Segment Start: Available data
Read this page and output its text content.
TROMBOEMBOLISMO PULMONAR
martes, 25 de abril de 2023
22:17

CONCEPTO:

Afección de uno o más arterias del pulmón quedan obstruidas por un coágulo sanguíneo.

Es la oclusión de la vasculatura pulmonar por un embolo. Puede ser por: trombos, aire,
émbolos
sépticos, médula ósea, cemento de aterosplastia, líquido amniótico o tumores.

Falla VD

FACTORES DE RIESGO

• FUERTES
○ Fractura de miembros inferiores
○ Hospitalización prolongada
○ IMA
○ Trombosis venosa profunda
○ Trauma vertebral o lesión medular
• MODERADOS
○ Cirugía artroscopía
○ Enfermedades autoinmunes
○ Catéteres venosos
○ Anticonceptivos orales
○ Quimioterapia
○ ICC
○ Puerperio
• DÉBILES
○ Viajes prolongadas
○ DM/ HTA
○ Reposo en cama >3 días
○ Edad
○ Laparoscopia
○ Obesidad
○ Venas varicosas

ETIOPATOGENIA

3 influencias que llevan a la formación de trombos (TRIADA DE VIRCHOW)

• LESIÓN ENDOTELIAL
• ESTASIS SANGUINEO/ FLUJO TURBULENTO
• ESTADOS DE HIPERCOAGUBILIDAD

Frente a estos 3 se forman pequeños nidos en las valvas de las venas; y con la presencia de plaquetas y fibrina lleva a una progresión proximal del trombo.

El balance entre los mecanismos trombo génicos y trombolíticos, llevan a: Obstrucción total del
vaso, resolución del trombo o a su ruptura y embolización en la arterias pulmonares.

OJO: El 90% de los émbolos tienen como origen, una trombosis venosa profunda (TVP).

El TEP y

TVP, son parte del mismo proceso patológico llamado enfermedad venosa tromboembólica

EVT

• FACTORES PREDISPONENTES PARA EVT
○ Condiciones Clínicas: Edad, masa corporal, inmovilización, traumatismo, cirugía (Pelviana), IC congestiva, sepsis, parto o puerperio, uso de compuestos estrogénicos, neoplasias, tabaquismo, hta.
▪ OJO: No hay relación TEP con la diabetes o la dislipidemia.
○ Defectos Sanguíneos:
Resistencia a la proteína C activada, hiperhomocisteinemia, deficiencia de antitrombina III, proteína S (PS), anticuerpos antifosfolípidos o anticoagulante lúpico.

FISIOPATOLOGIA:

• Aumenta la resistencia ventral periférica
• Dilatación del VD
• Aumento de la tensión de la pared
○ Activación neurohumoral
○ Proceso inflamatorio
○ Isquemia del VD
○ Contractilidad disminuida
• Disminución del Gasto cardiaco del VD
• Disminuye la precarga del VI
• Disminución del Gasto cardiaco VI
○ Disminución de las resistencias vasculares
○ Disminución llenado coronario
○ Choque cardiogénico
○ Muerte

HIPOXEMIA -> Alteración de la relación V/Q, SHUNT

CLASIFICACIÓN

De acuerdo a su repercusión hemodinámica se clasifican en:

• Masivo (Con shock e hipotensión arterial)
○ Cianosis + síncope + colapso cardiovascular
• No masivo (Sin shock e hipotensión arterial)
Segment End: Available data
Requirement: If a line of the listing above contains "cardiaco", pick it out and copy it.

Solution to this problem:
• Disminución del Gasto cardiaco del VD
• Disminución del Gasto cardiaco VI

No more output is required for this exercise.